What Are Sticky Sessions in Load Balancing? (Session Affinity)

Your app scales from 1 server to 10 servers… and suddenly your users start getting randomly logged out.

Nothing in your code “changed.” But your traffic did.

What changed is where requests land. With multiple app instances behind a load balancer, one request might hit server A and the next request might hit server B. If your session state lives in server A’s memory, server B has no idea who the user is.

Sticky sessions are a common quick fix.

If you’re following the learning path, start with What Is Load Balancing and How It Works first.

For the full roadmap, use the System Design Foundations series as the pillar page and the System Design tag as a category page.

Related foundation posts that pair well with this topic:

Open Table of Contents

What Are Sticky Sessions? (Definition)
Why Sticky Sessions Exist
How Sticky Sessions Work (Step-by-Step)
Common Sticky Session Techniques (Cookie, IP Hash, Header)
Sticky Sessions vs Stateless Apps
When Sticky Sessions Are Actually Useful
Why Sticky Sessions Can Be Risky
Better Alternatives (Shared Sessions, Tokens)
- Option 1: Put session state in a shared store
- Option 2: Use stateless auth tokens (JWT)
A Practical Example: Nginx Session Affinity
- Option 1: IP hash (simple)
- Option 2: Hash a stable value (more explicit)
A Practical Example: Kubernetes Service Session Affinity
Migration Plan: From Sticky to Stateless
Interview Questions
Conclusion
References
YouTube Videos

What Are Sticky Sessions? (Definition)

Sticky sessions (also called session affinity or session persistence) mean that a load balancer tries to send all requests from the same user to the same backend instance.

A simple way to remember it:

Without stickiness: one user → many servers (over time)
With stickiness: one user → the same server (until the session expires)

Sticky sessions are often used when the backend is stateful (it keeps user-specific data in memory), and the team isn’t ready to move that state into a shared place yet.

Why Sticky Sessions Exist

In a perfect world, your app servers are stateless: any instance can handle any request.

In the real world, many apps start out storing things like these in server memory:

session data (logged-in user, roles)
shopping cart state
in-progress checkout data
rate-limit counters

That works on a single server.

But after you put multiple servers behind a load balancer, you’ve created a new problem: the “next request” might go to a different server.

Sticky sessions exist because they let teams scale out without immediately rewriting the app.

How Sticky Sessions Work (Step-by-Step)

### Prompt:
Set down the part of the sticky sessions article that begins with "What Are Sticky Sessions in" and goes on through "It Works first.", keeping every word the same.

### Stored data:
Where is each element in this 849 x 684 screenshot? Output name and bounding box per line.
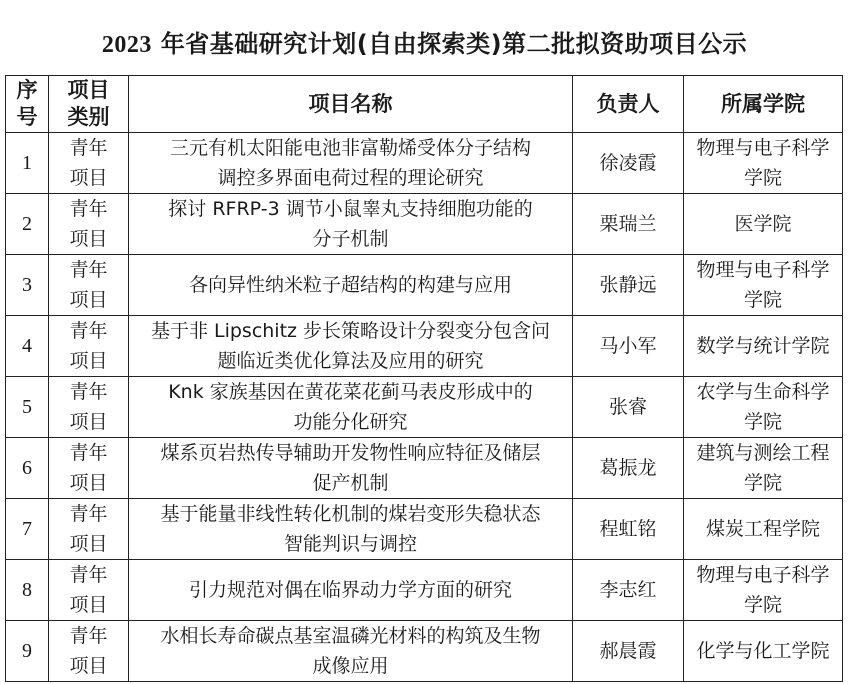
==
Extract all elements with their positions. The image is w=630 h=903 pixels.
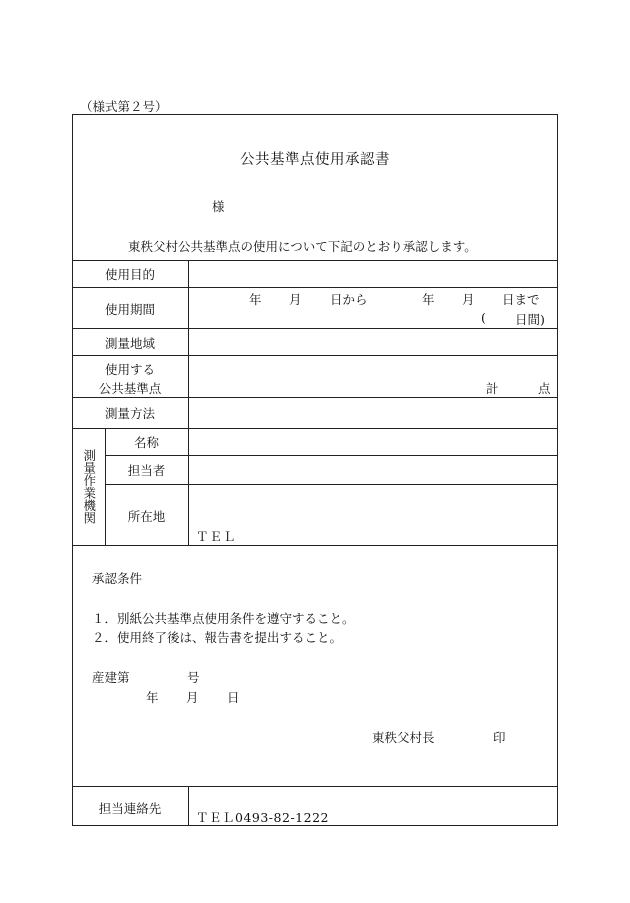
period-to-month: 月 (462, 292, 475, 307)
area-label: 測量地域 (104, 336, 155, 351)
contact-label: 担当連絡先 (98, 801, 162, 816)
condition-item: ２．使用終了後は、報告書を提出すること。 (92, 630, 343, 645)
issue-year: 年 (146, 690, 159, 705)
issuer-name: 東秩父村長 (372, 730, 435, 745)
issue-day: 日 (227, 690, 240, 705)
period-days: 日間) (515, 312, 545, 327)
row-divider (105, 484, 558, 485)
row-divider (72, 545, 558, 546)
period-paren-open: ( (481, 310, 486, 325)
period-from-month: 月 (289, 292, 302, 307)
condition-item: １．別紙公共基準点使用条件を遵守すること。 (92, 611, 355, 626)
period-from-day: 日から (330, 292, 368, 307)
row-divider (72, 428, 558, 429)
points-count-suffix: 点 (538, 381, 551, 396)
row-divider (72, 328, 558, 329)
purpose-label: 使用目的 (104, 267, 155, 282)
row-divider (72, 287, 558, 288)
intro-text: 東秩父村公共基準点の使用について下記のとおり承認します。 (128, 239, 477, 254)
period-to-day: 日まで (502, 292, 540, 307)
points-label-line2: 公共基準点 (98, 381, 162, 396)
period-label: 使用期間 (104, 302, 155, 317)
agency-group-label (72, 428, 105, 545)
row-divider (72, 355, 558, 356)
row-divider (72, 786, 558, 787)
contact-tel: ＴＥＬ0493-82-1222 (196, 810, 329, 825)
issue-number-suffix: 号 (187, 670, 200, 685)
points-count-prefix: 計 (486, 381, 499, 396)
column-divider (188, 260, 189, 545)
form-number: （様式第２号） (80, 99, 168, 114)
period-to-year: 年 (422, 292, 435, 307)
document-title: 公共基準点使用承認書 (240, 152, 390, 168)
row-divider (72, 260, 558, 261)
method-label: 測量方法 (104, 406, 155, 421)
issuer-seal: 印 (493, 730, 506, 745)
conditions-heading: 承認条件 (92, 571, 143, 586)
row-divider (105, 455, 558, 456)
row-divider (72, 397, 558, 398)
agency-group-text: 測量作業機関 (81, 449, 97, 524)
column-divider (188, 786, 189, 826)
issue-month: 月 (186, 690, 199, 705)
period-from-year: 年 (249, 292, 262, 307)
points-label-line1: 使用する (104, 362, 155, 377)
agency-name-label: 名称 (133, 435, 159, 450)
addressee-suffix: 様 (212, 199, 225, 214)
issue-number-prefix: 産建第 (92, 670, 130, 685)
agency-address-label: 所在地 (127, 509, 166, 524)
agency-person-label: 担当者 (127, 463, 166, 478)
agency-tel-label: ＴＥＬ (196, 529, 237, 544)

### Answer to this problem:
What Are Sticky Sessions in Load Balancing? (Session Affinity)

Your app scales from 1 server to 10 servers… and suddenly your users start getting randomly logged out.

Nothing in your code “changed.” But your traffic did.

What changed is where requests land. With multiple app instances behind a load balancer, one request might hit server A and the next request might hit server B. If your session state lives in server A’s memory, server B has no idea who the user is.

Sticky sessions are a common quick fix.

If you’re following the learning path, start with What Is Load Balancing and How It Works first.